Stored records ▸

┏━━

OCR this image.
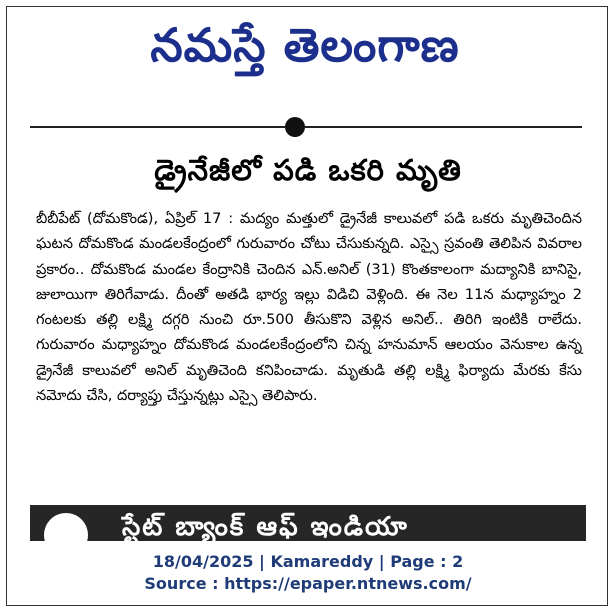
నమస్తే తెలంగాణ
డ్రైనేజీలో పడి ఒకరి మృతి

బీబీపేట్ (దోమకొండ), ఏప్రిల్ 17 : మద్యం మత్తులో డ్రైనేజీ కాలువలో పడి ఒకరు మృతిచెందిన ఘటన దోమకొండ మండలకేంద్రంలో గురువారం చోటు చేసుకున్నది. ఎస్సై స్రవంతి తెలిపిన వివరాల ప్రకారం.. దోమకొండ మండల కేంద్రానికి చెందిన ఎన్.అనిల్ (31) కొంతకాలంగా మద్యానికి బానిసై, జులాయిగా తిరిగేవాడు. దీంతో అతడి భార్య ఇల్లు విడిచి వెళ్లింది. ఈ నెల 11న మధ్యాహ్నం 2 గంటలకు తల్లి లక్ష్మి దగ్గరి నుంచి రూ.500 తీసుకొని వెళ్లిన అనిల్.. తిరిగి ఇంటికి రాలేదు. గురువారం మధ్యాహ్నం దోమకొండ మండలకేంద్రంలోని చిన్న హనుమాన్ ఆలయం వెనుకాల ఉన్న డ్రైనేజీ కాలువలో అనిల్ మృతిచెంది కనిపించాడు. మృతుడి తల్లి లక్ష్మి ఫిర్యాదు మేరకు కేసు నమోదు చేసి, దర్యాప్తు చేస్తున్నట్లు ఎస్సై తెలిపారు.

స్టేట్ బ్యాంక్ ఆఫ్ ఇండియా
18/04/2025 | Kamareddy | Page : 2
Source : https://epaper.ntnews.com/
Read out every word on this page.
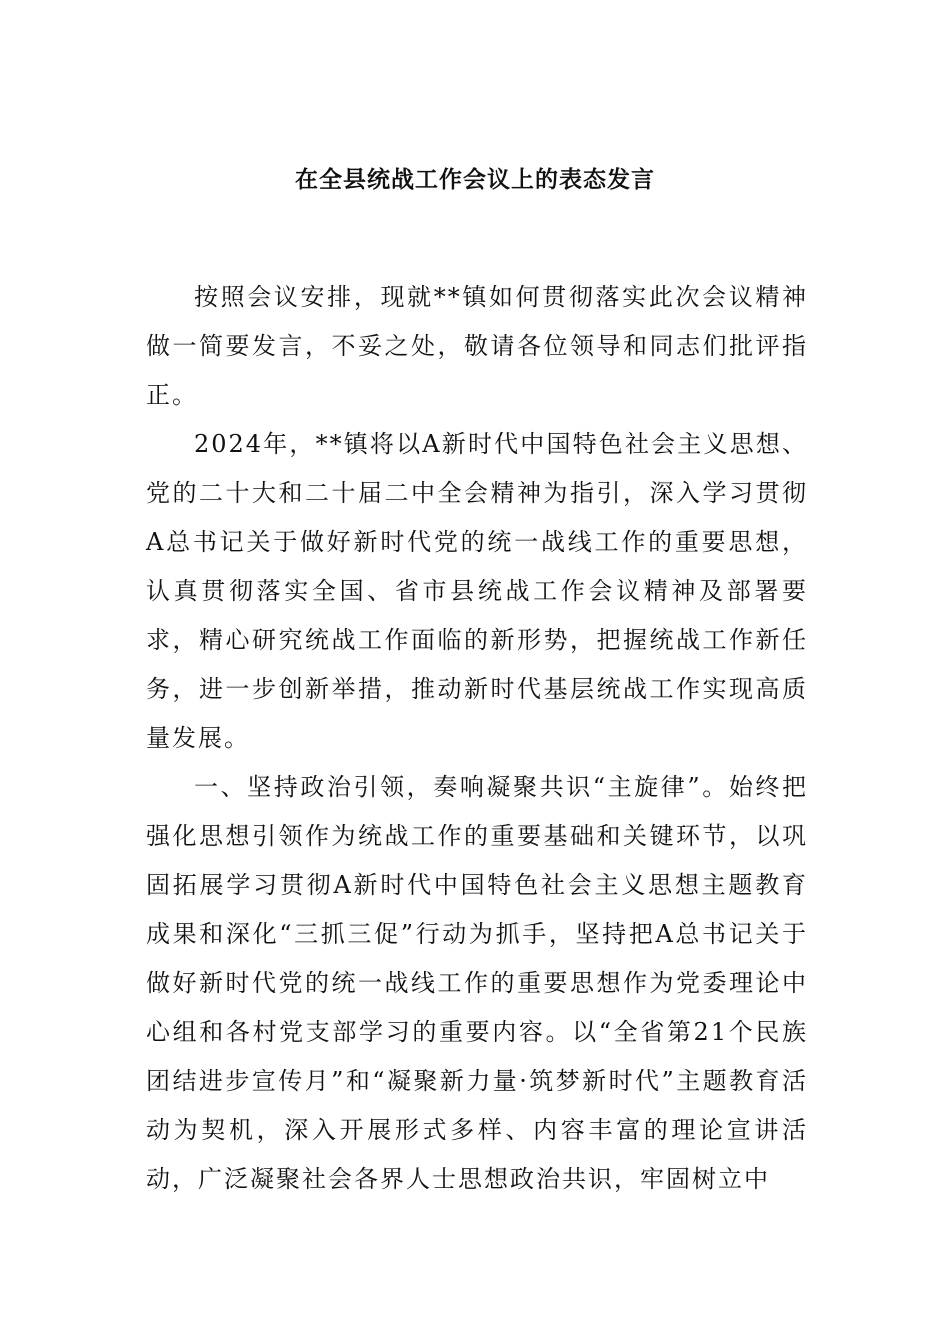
在全县统战工作会议上的表态发言

按照会议安排，现就**镇如何贯彻落实此次会议精神做一简要发言，不妥之处，敬请各位领导和同志们批评指正。

2024年，**镇将以A新时代中国特色社会主义思想、党的二十大和二十届二中全会精神为指引，深入学习贯彻A总书记关于做好新时代党的统一战线工作的重要思想，认真贯彻落实全国、省市县统战工作会议精神及部署要求，精心研究统战工作面临的新形势，把握统战工作新任务，进一步创新举措，推动新时代基层统战工作实现高质量发展。

一、坚持政治引领，奏响凝聚共识“主旋律”。始终把强化思想引领作为统战工作的重要基础和关键环节，以巩固拓展学习贯彻A新时代中国特色社会主义思想主题教育成果和深化“三抓三促”行动为抓手，坚持把A总书记关于做好新时代党的统一战线工作的重要思想作为党委理论中心组和各村党支部学习的重要内容。以“全省第21个民族团结进步宣传月”和“凝聚新力量·筑梦新时代”主题教育活动为契机，深入开展形式多样、内容丰富的理论宣讲活动，广泛凝聚社会各界人士思想政治共识，牢固树立中
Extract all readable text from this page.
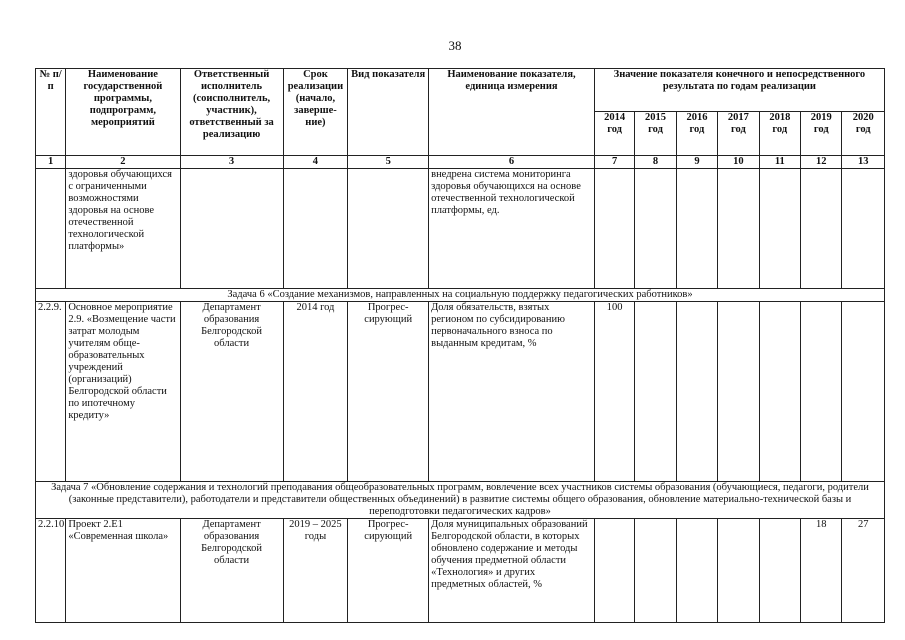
38
№ п/п	Наименование государственной программы, подпрограмм, мероприятий	Ответственный исполнитель (соисполнитель, участник), ответственный за реализацию	Срок реализации (начало, заверше-ние)	Вид показателя	Наименование показателя, единица измерения	Значение показателя конечного и непосредственного результата по годам реализации						
						2014 год	2015 год	2016 год	2017 год	2018 год	2019 год	2020 год
1	2	3	4	5	6	7	8	9	10	11	12	13
	здоровья обучающихся с ограниченными возможностями здоровья на основе отечественной технологической платформы»				внедрена система мониторинга здоровья обучающихся на основе отечественной технологической платформы, ед.							
Задача 6 «Создание механизмов, направленных на социальную поддержку педагогических работников»												
2.2.9.	Основное мероприятие 2.9. «Возмещение части затрат молодым учителям обще-образовательных учреждений (организаций) Белгородской области по ипотечному кредиту»	Департамент образования Белгородской области	2014 год	Прогрес-сирующий	Доля обязательств, взятых регионом по субсидированию первоначального взноса по выданным кредитам, %	100						
Задача 7 «Обновление содержания и технологий преподавания общеобразовательных программ, вовлечение всех участников системы образования (обучающиеся, педагоги, родители (законные представители), работодатели и представители общественных объединений) в развитие системы общего образования, обновление материально-технической базы и переподготовки педагогических кадров»												
2.2.10	Проект 2.Е1 «Современная школа»	Департамент образования Белгородской области	2019 – 2025 годы	Прогрес-сирующий	Доля муниципальных образований Белгородской области, в которых обновлено содержание и методы обучения предметной области «Технология» и других предметных областей, %						18	27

┗━━

To do ▸
Write the listing above out again exactly, dropping each image.

Answer to this exercise ▸
OCR this image.
నమస్తే తెలంగాణ
డ్రైనేజీలో పడి ఒకరి మృతి

బీబీపేట్ (దోమకొండ), ఏప్రిల్ 17 : మద్యం మత్తులో డ్రైనేజీ కాలువలో పడి ఒకరు మృతిచెందిన ఘటన దోమకొండ మండలకేంద్రంలో గురువారం చోటు చేసుకున్నది. ఎస్సై స్రవంతి తెలిపిన వివరాల ప్రకారం.. దోమకొండ మండల కేంద్రానికి చెందిన ఎన్.అనిల్ (31) కొంతకాలంగా మద్యానికి బానిసై, జులాయిగా తిరిగేవాడు. దీంతో అతడి భార్య ఇల్లు విడిచి వెళ్లింది. ఈ నెల 11న మధ్యాహ్నం 2 గంటలకు తల్లి లక్ష్మి దగ్గరి నుంచి రూ.500 తీసుకొని వెళ్లిన అనిల్.. తిరిగి ఇంటికి రాలేదు. గురువారం మధ్యాహ్నం దోమకొండ మండలకేంద్రంలోని చిన్న హనుమాన్ ఆలయం వెనుకాల ఉన్న డ్రైనేజీ కాలువలో అనిల్ మృతిచెంది కనిపించాడు. మృతుడి తల్లి లక్ష్మి ఫిర్యాదు మేరకు కేసు నమోదు చేసి, దర్యాప్తు చేస్తున్నట్లు ఎస్సై తెలిపారు.

స్టేట్ బ్యాంక్ ఆఫ్ ఇండియా
18/04/2025 | Kamareddy | Page : 2
Source : https://epaper.ntnews.com/
Read out every word on this page.
在全县统战工作会议上的表态发言

按照会议安排，现就**镇如何贯彻落实此次会议精神做一简要发言，不妥之处，敬请各位领导和同志们批评指正。

2024年，**镇将以A新时代中国特色社会主义思想、党的二十大和二十届二中全会精神为指引，深入学习贯彻A总书记关于做好新时代党的统一战线工作的重要思想，认真贯彻落实全国、省市县统战工作会议精神及部署要求，精心研究统战工作面临的新形势，把握统战工作新任务，进一步创新举措，推动新时代基层统战工作实现高质量发展。

一、坚持政治引领，奏响凝聚共识“主旋律”。始终把强化思想引领作为统战工作的重要基础和关键环节，以巩固拓展学习贯彻A新时代中国特色社会主义思想主题教育成果和深化“三抓三促”行动为抓手，坚持把A总书记关于做好新时代党的统一战线工作的重要思想作为党委理论中心组和各村党支部学习的重要内容。以“全省第21个民族团结进步宣传月”和“凝聚新力量·筑梦新时代”主题教育活动为契机，深入开展形式多样、内容丰富的理论宣讲活动，广泛凝聚社会各界人士思想政治共识，牢固树立中
Extract all readable text from this page.
38
№ п/п	Наименование государственной программы, подпрограмм, мероприятий	Ответственный исполнитель (соисполнитель, участник), ответственный за реализацию	Срок реализации (начало, заверше-ние)	Вид показателя	Наименование показателя, единица измерения	Значение показателя конечного и непосредственного результата по годам реализации						
						2014 год	2015 год	2016 год	2017 год	2018 год	2019 год	2020 год
1	2	3	4	5	6	7	8	9	10	11	12	13
	здоровья обучающихся с ограниченными возможностями здоровья на основе отечественной технологической платформы»				внедрена система мониторинга здоровья обучающихся на основе отечественной технологической платформы, ед.							
Задача 6 «Создание механизмов, направленных на социальную поддержку педагогических работников»												
2.2.9.	Основное мероприятие 2.9. «Возмещение части затрат молодым учителям обще-образовательных учреждений (организаций) Белгородской области по ипотечному кредиту»	Департамент образования Белгородской области	2014 год	Прогрес-сирующий	Доля обязательств, взятых регионом по субсидированию первоначального взноса по выданным кредитам, %	100						
Задача 7 «Обновление содержания и технологий преподавания общеобразовательных программ, вовлечение всех участников системы образования (обучающиеся, педагоги, родители (законные представители), работодатели и представители общественных объединений) в развитие системы общего образования, обновление материально-технической базы и переподготовки педагогических кадров»												
2.2.10	Проект 2.Е1 «Современная школа»	Департамент образования Белгородской области	2019 – 2025 годы	Прогрес-сирующий	Доля муниципальных образований Белгородской области, в которых обновлено содержание и методы обучения предметной области «Технология» и других предметных областей, %						18	27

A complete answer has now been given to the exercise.